OpenSolaris

Printable Version Enter a New Search
Bug ID 6317553
Synopsis Wrong fix implemented in 4877168 for dmfe Rx buffer unavailable messages.
State 10-Fix Delivered (Fix available in build)
Category:Subcategory kernel:driver-dmfe
Keywords 128 | RX_UNAVAIL_INT | Rx | buffers | chip_error_interrupt | dmfe | dmfe:dmfe_rx_desc | factotum_recover | onnv_triage | unavailable
Responsible Engineer Garrett Damore
Reported Against
Duplicate Of
Introduced In solaris_9
Commit to Fix snv_76
Fixed In snv_76
Release Fixed solaris_nevada(snv_76)
Related Bugs 4877168
Submit Date 30-August-2005
Last Update Date 29-October-2007
Description
Ericssons uses massive numers of CP2300s in GPRS infrastructure systems.

They have reported unusual high loss of network packets during load tests.
We have investigated this and come to the conclusion that the fix implemented in bug
4877168 does not address the source of the problem. It resets the chip and filter out 
the messages which just adds to the problem.

The core problem is that the chip runs out of ring buffers, and raises the RX_UNAVAIL_INT
interrupt. The number of ring buffers available by default is 32, and are tuneable 
(dmfe:dmfe_rx_desc) up to 256 buffers.

● REQUIREMENT 1
Decide whether each statement agrees with the dmfe bug report above, answering yes or no and quoting the deciding words: (a) the bug was fixed in build snv_76; (b) the default number of ring buffers is 256; (c) the fix from bug 4877168 resets the chip.
● REQUIREMENT 2
Please write the next part of the dmfe bug report, beginning after its final sentence.

Element and coordinate lines
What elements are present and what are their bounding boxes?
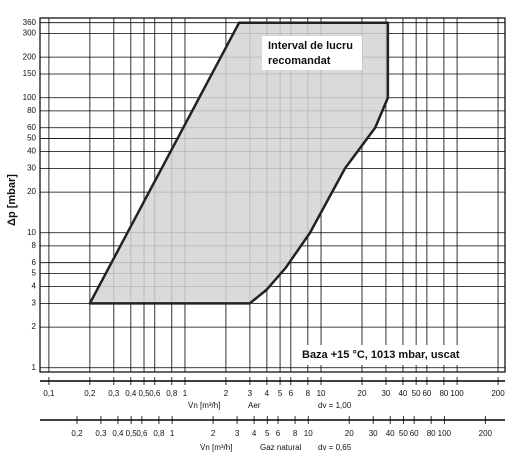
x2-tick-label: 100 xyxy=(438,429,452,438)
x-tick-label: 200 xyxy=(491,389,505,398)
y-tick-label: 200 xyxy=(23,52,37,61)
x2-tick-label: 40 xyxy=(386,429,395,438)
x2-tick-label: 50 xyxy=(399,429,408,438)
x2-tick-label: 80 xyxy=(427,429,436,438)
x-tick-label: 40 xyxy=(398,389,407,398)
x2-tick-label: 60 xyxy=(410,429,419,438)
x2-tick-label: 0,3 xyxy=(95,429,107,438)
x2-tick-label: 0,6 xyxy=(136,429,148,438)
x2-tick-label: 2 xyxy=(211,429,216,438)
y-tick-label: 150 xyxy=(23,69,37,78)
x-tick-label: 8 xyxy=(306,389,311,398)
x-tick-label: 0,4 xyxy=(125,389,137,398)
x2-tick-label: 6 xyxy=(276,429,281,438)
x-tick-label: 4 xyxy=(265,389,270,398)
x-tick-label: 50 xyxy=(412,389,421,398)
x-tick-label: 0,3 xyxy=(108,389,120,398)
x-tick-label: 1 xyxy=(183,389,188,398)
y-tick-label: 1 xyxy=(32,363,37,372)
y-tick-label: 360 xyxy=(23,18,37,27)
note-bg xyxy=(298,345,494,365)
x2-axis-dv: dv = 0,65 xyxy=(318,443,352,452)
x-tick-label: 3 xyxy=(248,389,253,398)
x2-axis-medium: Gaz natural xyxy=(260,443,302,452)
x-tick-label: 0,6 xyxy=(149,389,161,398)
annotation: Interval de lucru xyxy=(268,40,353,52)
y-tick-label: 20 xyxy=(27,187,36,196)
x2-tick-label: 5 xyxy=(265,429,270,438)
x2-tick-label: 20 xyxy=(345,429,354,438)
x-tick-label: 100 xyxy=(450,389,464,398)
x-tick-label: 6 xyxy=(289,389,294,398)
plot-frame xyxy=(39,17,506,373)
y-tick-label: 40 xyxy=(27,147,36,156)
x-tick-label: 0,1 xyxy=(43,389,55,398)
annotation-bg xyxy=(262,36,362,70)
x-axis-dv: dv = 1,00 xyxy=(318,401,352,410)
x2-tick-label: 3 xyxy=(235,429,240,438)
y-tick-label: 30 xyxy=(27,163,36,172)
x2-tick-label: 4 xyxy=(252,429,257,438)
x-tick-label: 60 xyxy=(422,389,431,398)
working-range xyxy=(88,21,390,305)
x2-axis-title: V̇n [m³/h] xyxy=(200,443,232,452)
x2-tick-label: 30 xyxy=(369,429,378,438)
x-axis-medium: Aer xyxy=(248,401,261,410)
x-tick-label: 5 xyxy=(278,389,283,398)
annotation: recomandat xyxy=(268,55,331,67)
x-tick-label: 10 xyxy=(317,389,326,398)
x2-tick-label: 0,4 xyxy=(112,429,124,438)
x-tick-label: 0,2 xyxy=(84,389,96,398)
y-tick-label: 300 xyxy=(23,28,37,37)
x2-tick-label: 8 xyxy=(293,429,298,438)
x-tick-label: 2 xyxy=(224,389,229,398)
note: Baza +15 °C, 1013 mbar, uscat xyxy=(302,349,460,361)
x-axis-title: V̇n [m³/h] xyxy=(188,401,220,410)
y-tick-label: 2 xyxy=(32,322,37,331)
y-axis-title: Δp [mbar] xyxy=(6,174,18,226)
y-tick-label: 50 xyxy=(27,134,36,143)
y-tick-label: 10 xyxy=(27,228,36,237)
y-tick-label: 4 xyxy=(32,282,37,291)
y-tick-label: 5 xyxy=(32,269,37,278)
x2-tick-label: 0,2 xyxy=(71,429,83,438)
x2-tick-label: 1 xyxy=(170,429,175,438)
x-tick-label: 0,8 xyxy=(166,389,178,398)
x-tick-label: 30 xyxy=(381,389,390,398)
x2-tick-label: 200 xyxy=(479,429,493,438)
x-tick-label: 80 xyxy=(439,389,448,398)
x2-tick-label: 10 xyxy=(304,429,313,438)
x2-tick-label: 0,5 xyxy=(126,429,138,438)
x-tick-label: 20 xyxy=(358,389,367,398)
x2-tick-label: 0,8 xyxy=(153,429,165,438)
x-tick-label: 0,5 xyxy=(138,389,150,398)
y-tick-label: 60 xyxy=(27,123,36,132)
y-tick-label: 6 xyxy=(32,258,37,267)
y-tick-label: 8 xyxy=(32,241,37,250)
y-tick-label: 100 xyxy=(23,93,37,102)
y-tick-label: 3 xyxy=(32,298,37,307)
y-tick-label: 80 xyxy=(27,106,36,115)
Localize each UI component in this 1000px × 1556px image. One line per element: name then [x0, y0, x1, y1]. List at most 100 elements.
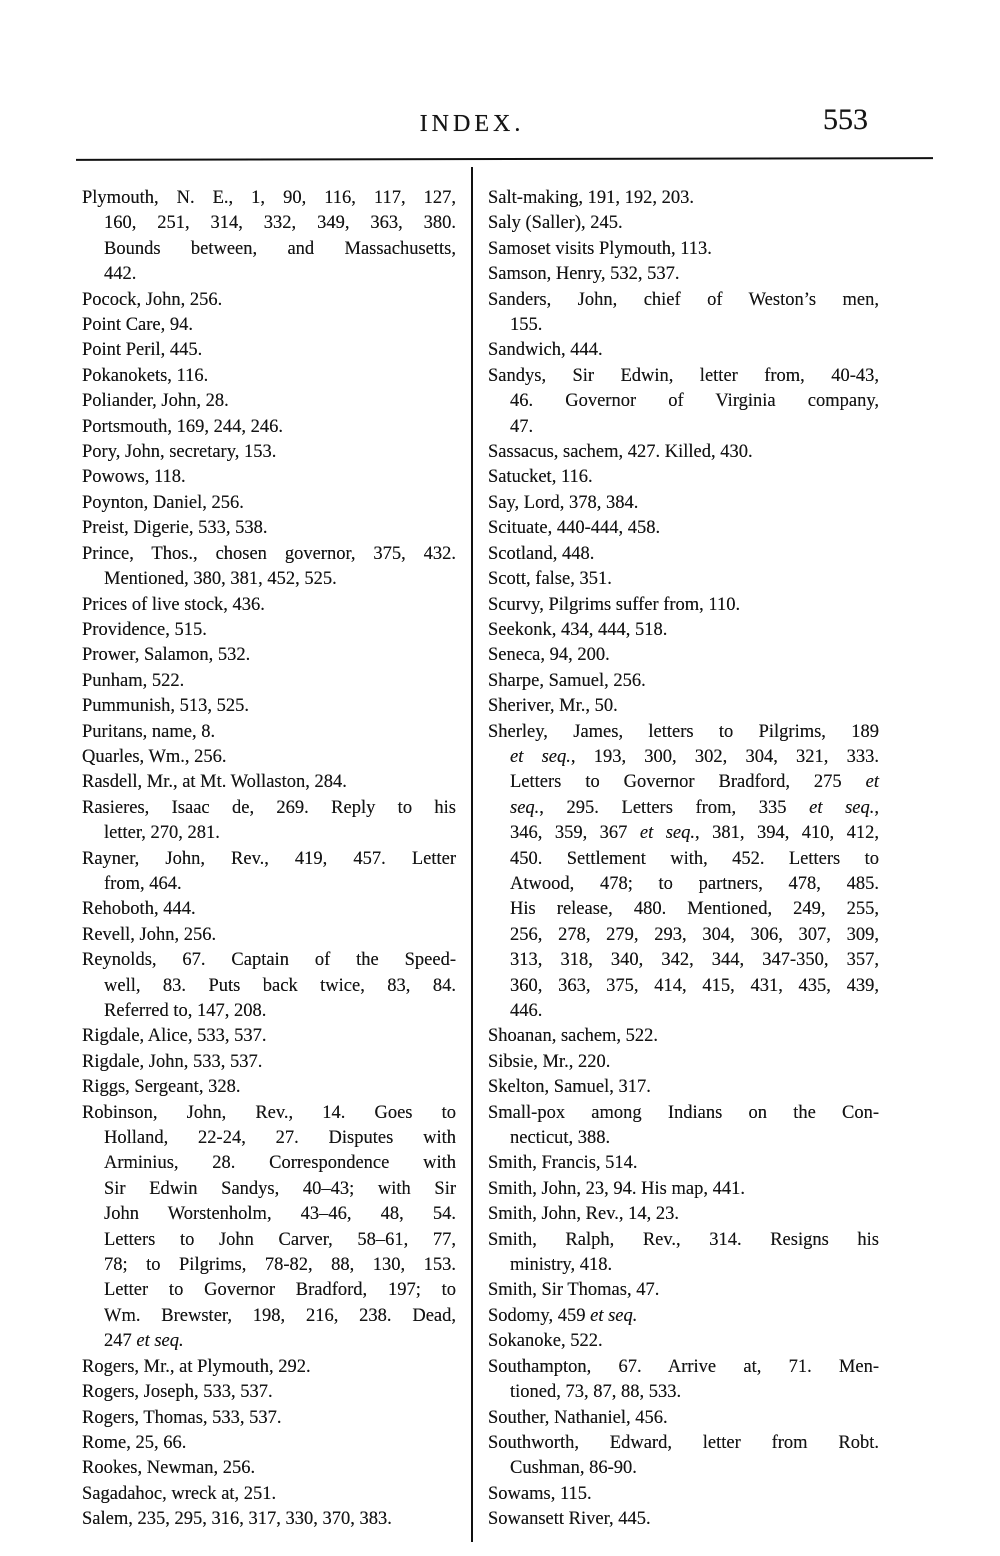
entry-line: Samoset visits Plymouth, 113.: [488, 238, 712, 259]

● WRITTEN RESPONSE 1
(a) Yes: "Fixed In snv_76"
(b) No: "The number of ring buffers available by default is 32"
(c) Yes: "It resets the chip and filter out the messages"

● WRITTEN RESPONSE 2
We believe that the cause of the problem is a too low default value of the ring buffers,
it should be set at 64 or 128, not 32. We have performed tests where 128 buffers was sufficient at ~9000/sec incoming 1000 bytes size UDP packets. We lost not one packet during 12 hours, compared to 2300 lost packets and 64 chip resets in 20 minutes when using the default 32 ring buffers.

The warning message "Rx buffer unavailable" should NOT be quiesced. Now the only
way to get a clue that something is unusual, is by detecting the kstat vars 
"chip_error_interrupt" and "factotum_recover" increment, no messages logged in /var/adm/messages and the knowledge that the messages for RX_UNAVAIL_INT is the only type of messages omitted for abnormal interrupts.

I see no evidence in the 4877168 that the numbers of ring buffers have been considered as a factor in the problem at hand.

Our customer rely primarily on Solaris 8, but are moving to Solaris 9 in the near future.

See Comments field as well ....
Work Around
Reset the driver (unplumb/plumb)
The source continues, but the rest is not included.